## START ARTICLE

Jon, I have no clue. But this valve is made for the oxygen side. If anything would happen, I would close the O2 flask and fully open for propane and then close it.


----------



## Anonymous (Dec 28, 2015)

Get yourself a pair mate.

I use Oxy-Acetylene these days because I also use the torch for other things apart from melting. They don't cost a fortune, and logically Oxygen doesn't go bang on its own but your fuel gas does.

http://www.ebay.co.uk/itm/HI-LO-FLASHBACK-ARRESTORS-OXYGEN-and-FUEL-GAS-ACETYLENE-PROPANE-SET-AVAILABLE-/321545145267?var=&hash=item4add958bb3:m:ma6tiPPqSGqB9fSNRjRo48Q


----------



## solar_plasma (Dec 28, 2015)

Yes, I will order one for propane, too. No need for experiencing an exloding hose, when I think about this school experiment with only 50ml propane/air in a syringe :mrgreen:

Btw @all newbs: the melting dish you see on the picture is an example for what not to use anymore, especially not for values, - it is starting to break as you can see and it will break very soon.


----------



## Darkness Falls (Dec 29, 2015)

It's correct in having it on the Oxygen side. 100% Oxygen is very dangerous!


----------



## Anonymous (Dec 29, 2015)

Darkness Falls said:


> It's correct in having it on the Oxygen side. 100% Oxygen is very dangerous!



Yes if both are present- but are you saying that if one is present that the oxygen presents more of a danger than the Propane?


----------



## UncleBenBen (Dec 29, 2015)

Probably a good idea to consider both as very dangerous. Yet there was a story in our local news about a month ago of a gentleman on prescription O2 who blew up part of his house trying to light a cigarette.

Died from his injuries about three days later.


----------



## solar_plasma (Dec 29, 2015)

All of them, oxygen, propane and acetylene have their own special dangers. Though acetylen is the one that would be the first I would secure with a flashback arrestor, since it can decompose exotherm inside its bottle, heating up and probably explode if not cooled from the outside or thrown into a garden pond or swimming pool, - which would be my first choice in this case.

Surely, exploding propane hoses arent nice either, I guess. The oxygen is at 4 bar, the propane at 1bar right now, so it is nearly impossible to get propane into the O2 hose. One thing to consider: a burning O2 hose burns violently with white flame - then it is a good idea to shut the O2 bottle quickly 

One thing I am really aware of is, that the O2 bottle can't keel over. This is told to have happened in a shipyard nearby, a large O2 bottle fell off a truck, the valve broke and the bottle shot like a rocket into the air and was lastly found on the other side of the minor fjord.

## END ARTICLE
## START DATA ROWS

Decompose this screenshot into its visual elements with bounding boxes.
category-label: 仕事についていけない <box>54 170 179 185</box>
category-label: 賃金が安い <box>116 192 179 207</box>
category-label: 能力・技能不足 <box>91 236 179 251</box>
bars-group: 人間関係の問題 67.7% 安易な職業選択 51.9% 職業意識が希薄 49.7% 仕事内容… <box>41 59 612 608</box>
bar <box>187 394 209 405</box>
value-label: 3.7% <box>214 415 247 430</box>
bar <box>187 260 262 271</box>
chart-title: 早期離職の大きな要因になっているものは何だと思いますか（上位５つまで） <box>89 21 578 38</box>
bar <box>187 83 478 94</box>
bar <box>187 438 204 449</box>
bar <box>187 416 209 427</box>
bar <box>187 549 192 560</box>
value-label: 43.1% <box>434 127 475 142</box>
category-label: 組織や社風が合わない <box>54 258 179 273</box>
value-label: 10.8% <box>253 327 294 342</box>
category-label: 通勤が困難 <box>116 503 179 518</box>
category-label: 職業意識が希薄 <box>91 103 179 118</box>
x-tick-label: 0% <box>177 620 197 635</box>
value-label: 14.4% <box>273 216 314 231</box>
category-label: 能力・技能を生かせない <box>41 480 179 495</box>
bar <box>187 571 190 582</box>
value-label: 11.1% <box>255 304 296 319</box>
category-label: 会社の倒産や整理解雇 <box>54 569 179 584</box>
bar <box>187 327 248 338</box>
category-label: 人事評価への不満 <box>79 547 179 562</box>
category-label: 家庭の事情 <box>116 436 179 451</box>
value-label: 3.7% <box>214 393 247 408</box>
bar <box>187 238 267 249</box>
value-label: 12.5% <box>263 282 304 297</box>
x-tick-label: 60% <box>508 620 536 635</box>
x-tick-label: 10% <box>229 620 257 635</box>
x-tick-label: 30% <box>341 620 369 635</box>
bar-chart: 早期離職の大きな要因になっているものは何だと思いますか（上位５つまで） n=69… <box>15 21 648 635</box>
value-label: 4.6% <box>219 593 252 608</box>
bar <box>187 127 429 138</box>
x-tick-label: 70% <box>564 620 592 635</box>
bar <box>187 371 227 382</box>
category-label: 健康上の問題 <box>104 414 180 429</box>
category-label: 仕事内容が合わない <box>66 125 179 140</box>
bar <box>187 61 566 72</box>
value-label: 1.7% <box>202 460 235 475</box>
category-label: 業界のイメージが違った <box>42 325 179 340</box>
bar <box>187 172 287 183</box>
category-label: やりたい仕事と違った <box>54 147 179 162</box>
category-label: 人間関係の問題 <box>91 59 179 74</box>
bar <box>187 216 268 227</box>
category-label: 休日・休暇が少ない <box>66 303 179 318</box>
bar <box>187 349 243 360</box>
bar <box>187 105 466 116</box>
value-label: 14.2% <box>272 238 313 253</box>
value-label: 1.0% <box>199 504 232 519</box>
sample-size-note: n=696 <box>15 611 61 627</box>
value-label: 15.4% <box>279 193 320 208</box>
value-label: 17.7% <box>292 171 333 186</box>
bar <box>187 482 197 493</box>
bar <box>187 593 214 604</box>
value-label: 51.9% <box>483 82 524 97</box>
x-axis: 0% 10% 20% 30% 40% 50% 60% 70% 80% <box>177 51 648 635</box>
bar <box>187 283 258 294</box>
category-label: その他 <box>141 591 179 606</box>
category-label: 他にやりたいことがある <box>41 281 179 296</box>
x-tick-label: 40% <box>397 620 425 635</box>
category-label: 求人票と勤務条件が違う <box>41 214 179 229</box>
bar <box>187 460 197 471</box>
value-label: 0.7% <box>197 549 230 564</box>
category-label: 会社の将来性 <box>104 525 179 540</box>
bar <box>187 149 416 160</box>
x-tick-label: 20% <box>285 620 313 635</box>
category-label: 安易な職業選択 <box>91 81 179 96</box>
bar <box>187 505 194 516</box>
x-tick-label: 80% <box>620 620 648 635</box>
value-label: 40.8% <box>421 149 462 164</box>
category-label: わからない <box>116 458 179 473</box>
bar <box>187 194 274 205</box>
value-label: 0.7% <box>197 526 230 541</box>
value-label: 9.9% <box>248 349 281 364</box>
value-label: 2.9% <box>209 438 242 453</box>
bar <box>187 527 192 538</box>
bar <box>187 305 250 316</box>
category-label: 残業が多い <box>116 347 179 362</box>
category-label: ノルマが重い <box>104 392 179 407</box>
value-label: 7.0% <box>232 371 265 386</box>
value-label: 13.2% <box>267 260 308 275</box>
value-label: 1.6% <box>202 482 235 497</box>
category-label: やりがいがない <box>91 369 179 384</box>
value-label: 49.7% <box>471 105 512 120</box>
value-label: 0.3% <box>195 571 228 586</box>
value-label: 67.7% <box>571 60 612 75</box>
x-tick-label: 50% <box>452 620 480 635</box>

## END DATA ROWS

[PROBLEMS]:
- 1) Answer these questions about the flashback arrestor thread, one per line:
(a) Which gas combination does the Anonymous poster on Dec 28, 2015 say they use these days?
(b) At what pressures does solar_plasma say the oxygen and the propane are currently set?
(c) Where was the O2 bottle that fell off a truck lastly found?
- 2) From the flashback arrestor thread, return word for word the part that opens with the words containing "## UncleBenBen (Dec" and closes with "light a cigarette.".
- 3) Carry the flashback arrestor thread forward from its last post.
The records have no connection to the thread.

[OUTPUTS]:
- 1)
(a) Oxy-Acetylene
(b) Oxygen at 4 bar, propane at 1 bar
(c) On the other side of the minor fjord

- 2)
## UncleBenBen (Dec 29, 2015)

Probably a good idea to consider both as very dangerous. Yet there was a story in our local news about a month ago of a gentleman on prescription O2 who blew up part of his house trying to light a cigarette.

- 3)
In another similar case it shot a hole into a brick wall. Well oral traditions, but believable.

On the other side in the 70-80's I've never watched anyone using flashback arrestors at all. You just knew what to do and what not to do.


----------



## g_axelsson (Dec 29, 2015)

solar_plasma said:


> In another similar case it shot a hole into a brick wall. Well oral traditions, but believable.



[youtube]http://www.youtube.com/watch?v=ejEJGNLTo84[/youtube]

'nuff said!

Göran


----------



## FrugalRefiner (Dec 29, 2015)

solar_plasma said:


> In another similar case it shot a hole into a brick wall. Well oral traditions, but believable.


I've personally seen the result at a scuba shop I used to frequent in Florida. They were moving large bottles from a cascade system and didn't secure one. It knocked a hole in a concrete block wall. Any compressed gas is hazardous, much like everything we do.

Dave


----------



## solar_plasma (Dec 29, 2015)

Interesting. So my wall story seems to be true. But doesn't look like it would fly through the air. The true core might be, that it skated over the street and fell down INTO the fjord :lol:


----------



## FrugalRefiner (Dec 29, 2015)

Very possible. In the case I saw, it was a ~200 ft3 cylinder. It fell over and broke off the stem of the valve which is a weak point. It traveled about 20 feet before it hit the exterior wall of the shop. It broke a hole through, but got stuck in the wall. That's how I saw it when I happened to stop by the shop that evening. It had just happened, and the two guys were still shaking their heads and trying to figure out whose fault it was.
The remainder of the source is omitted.